• [PROBLEM DESCRIPTION]:
Copy the records below exactly, leaving out any pictures.
## begin
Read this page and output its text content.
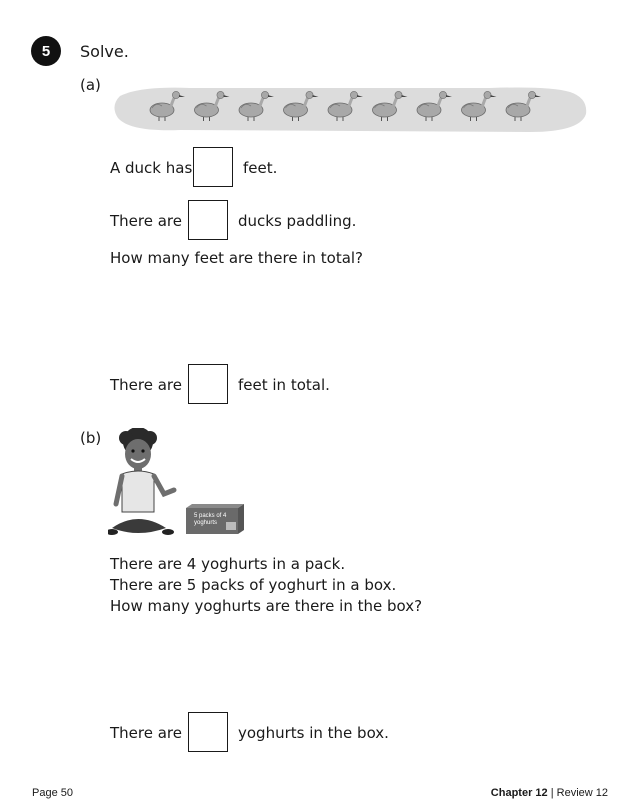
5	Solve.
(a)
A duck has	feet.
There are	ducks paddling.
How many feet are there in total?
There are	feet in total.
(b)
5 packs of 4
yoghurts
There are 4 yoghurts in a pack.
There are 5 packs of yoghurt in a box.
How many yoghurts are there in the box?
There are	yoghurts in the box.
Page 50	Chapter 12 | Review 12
## end
• [TASK ANSWER]:
Read this page and output its text content.
5	Solve.
(a)
A duck has	feet.
There are	ducks paddling.
How many feet are there in total?
There are	feet in total.
(b)
5 packs of 4
yoghurts
There are 4 yoghurts in a pack.
There are 5 packs of yoghurt in a box.
How many yoghurts are there in the box?
There are	yoghurts in the box.
Page 50	Chapter 12 | Review 12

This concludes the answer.